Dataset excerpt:

## begin

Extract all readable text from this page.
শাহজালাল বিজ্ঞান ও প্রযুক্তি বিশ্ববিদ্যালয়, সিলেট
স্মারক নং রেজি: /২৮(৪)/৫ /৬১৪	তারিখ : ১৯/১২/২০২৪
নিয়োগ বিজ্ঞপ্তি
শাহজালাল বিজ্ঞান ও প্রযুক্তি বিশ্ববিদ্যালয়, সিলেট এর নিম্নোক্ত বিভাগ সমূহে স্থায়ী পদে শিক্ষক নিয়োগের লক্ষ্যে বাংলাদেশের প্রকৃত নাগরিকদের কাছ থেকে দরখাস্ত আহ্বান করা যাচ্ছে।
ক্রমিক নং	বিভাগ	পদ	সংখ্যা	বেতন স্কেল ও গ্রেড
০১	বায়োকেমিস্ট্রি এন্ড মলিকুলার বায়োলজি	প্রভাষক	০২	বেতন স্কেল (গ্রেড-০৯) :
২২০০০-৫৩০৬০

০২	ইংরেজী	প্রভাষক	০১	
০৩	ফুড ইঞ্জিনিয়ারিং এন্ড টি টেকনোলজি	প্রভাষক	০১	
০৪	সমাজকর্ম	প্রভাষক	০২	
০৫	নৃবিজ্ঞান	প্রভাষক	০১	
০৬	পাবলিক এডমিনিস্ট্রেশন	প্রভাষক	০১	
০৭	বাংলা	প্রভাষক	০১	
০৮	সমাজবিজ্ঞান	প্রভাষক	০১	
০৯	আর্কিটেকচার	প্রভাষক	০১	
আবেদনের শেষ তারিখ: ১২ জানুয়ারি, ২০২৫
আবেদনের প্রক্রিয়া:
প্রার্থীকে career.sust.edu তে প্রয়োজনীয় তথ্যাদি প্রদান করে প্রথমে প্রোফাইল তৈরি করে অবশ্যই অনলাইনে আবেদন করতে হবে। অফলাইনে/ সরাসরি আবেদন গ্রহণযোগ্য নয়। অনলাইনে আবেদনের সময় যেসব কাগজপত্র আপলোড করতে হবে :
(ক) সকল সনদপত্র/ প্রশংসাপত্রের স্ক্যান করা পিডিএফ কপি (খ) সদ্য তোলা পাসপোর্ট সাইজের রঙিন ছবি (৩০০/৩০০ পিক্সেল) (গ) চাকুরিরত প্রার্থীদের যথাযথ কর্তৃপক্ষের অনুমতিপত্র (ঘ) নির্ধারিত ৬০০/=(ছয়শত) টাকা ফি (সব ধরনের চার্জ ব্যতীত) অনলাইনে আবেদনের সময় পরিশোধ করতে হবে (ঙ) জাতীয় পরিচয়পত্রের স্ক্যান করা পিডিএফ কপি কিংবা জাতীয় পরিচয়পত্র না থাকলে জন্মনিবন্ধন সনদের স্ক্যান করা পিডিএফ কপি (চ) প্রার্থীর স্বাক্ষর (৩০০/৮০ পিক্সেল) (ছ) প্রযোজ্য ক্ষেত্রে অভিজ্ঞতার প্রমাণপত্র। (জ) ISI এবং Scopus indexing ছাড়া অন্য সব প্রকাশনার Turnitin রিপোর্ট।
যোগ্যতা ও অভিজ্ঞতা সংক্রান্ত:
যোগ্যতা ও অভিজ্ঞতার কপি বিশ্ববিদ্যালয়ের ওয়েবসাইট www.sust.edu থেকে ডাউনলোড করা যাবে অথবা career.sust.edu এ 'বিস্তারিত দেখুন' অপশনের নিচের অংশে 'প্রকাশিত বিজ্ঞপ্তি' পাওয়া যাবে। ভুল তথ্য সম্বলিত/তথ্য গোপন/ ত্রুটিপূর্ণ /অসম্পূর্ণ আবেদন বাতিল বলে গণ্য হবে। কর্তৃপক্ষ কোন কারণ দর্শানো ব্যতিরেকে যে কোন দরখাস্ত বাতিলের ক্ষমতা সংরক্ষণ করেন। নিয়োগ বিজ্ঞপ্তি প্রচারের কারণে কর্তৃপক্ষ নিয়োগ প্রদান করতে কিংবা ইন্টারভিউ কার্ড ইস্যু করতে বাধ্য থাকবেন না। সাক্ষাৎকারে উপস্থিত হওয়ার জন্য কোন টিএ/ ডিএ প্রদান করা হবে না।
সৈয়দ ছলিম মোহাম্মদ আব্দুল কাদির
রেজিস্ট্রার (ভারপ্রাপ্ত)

## end

**WHAT NEEDS TO BE DONE**
Copy each record from above exactly, and include every line.

**TASK ANSWER**
Extract all readable text from this page.
শাহজালাল বিজ্ঞান ও প্রযুক্তি বিশ্ববিদ্যালয়, সিলেট
স্মারক নং রেজি: /২৮(৪)/৫ /৬১৪	তারিখ : ১৯/১২/২০২৪
নিয়োগ বিজ্ঞপ্তি
শাহজালাল বিজ্ঞান ও প্রযুক্তি বিশ্ববিদ্যালয়, সিলেট এর নিম্নোক্ত বিভাগ সমূহে স্থায়ী পদে শিক্ষক নিয়োগের লক্ষ্যে বাংলাদেশের প্রকৃত নাগরিকদের কাছ থেকে দরখাস্ত আহ্বান করা যাচ্ছে।
ক্রমিক নং	বিভাগ	পদ	সংখ্যা	বেতন স্কেল ও গ্রেড
০১	বায়োকেমিস্ট্রি এন্ড মলিকুলার বায়োলজি	প্রভাষক	০২	বেতন স্কেল (গ্রেড-০৯) :
২২০০০-৫৩০৬০

০২	ইংরেজী	প্রভাষক	০১	
০৩	ফুড ইঞ্জিনিয়ারিং এন্ড টি টেকনোলজি	প্রভাষক	০১	
০৪	সমাজকর্ম	প্রভাষক	০২	
০৫	নৃবিজ্ঞান	প্রভাষক	০১	
০৬	পাবলিক এডমিনিস্ট্রেশন	প্রভাষক	০১	
০৭	বাংলা	প্রভাষক	০১	
০৮	সমাজবিজ্ঞান	প্রভাষক	০১	
০৯	আর্কিটেকচার	প্রভাষক	০১	
আবেদনের শেষ তারিখ: ১২ জানুয়ারি, ২০২৫
আবেদনের প্রক্রিয়া:
প্রার্থীকে career.sust.edu তে প্রয়োজনীয় তথ্যাদি প্রদান করে প্রথমে প্রোফাইল তৈরি করে অবশ্যই অনলাইনে আবেদন করতে হবে। অফলাইনে/ সরাসরি আবেদন গ্রহণযোগ্য নয়। অনলাইনে আবেদনের সময় যেসব কাগজপত্র আপলোড করতে হবে :
(ক) সকল সনদপত্র/ প্রশংসাপত্রের স্ক্যান করা পিডিএফ কপি (খ) সদ্য তোলা পাসপোর্ট সাইজের রঙিন ছবি (৩০০/৩০০ পিক্সেল) (গ) চাকুরিরত প্রার্থীদের যথাযথ কর্তৃপক্ষের অনুমতিপত্র (ঘ) নির্ধারিত ৬০০/=(ছয়শত) টাকা ফি (সব ধরনের চার্জ ব্যতীত) অনলাইনে আবেদনের সময় পরিশোধ করতে হবে (ঙ) জাতীয় পরিচয়পত্রের স্ক্যান করা পিডিএফ কপি কিংবা জাতীয় পরিচয়পত্র না থাকলে জন্মনিবন্ধন সনদের স্ক্যান করা পিডিএফ কপি (চ) প্রার্থীর স্বাক্ষর (৩০০/৮০ পিক্সেল) (ছ) প্রযোজ্য ক্ষেত্রে অভিজ্ঞতার প্রমাণপত্র। (জ) ISI এবং Scopus indexing ছাড়া অন্য সব প্রকাশনার Turnitin রিপোর্ট।
যোগ্যতা ও অভিজ্ঞতা সংক্রান্ত:
যোগ্যতা ও অভিজ্ঞতার কপি বিশ্ববিদ্যালয়ের ওয়েবসাইট www.sust.edu থেকে ডাউনলোড করা যাবে অথবা career.sust.edu এ 'বিস্তারিত দেখুন' অপশনের নিচের অংশে 'প্রকাশিত বিজ্ঞপ্তি' পাওয়া যাবে। ভুল তথ্য সম্বলিত/তথ্য গোপন/ ত্রুটিপূর্ণ /অসম্পূর্ণ আবেদন বাতিল বলে গণ্য হবে। কর্তৃপক্ষ কোন কারণ দর্শানো ব্যতিরেকে যে কোন দরখাস্ত বাতিলের ক্ষমতা সংরক্ষণ করেন। নিয়োগ বিজ্ঞপ্তি প্রচারের কারণে কর্তৃপক্ষ নিয়োগ প্রদান করতে কিংবা ইন্টারভিউ কার্ড ইস্যু করতে বাধ্য থাকবেন না। সাক্ষাৎকারে উপস্থিত হওয়ার জন্য কোন টিএ/ ডিএ প্রদান করা হবে না।
সৈয়দ ছলিম মোহাম্মদ আব্দুল কাদির
রেজিস্ট্রার (ভারপ্রাপ্ত)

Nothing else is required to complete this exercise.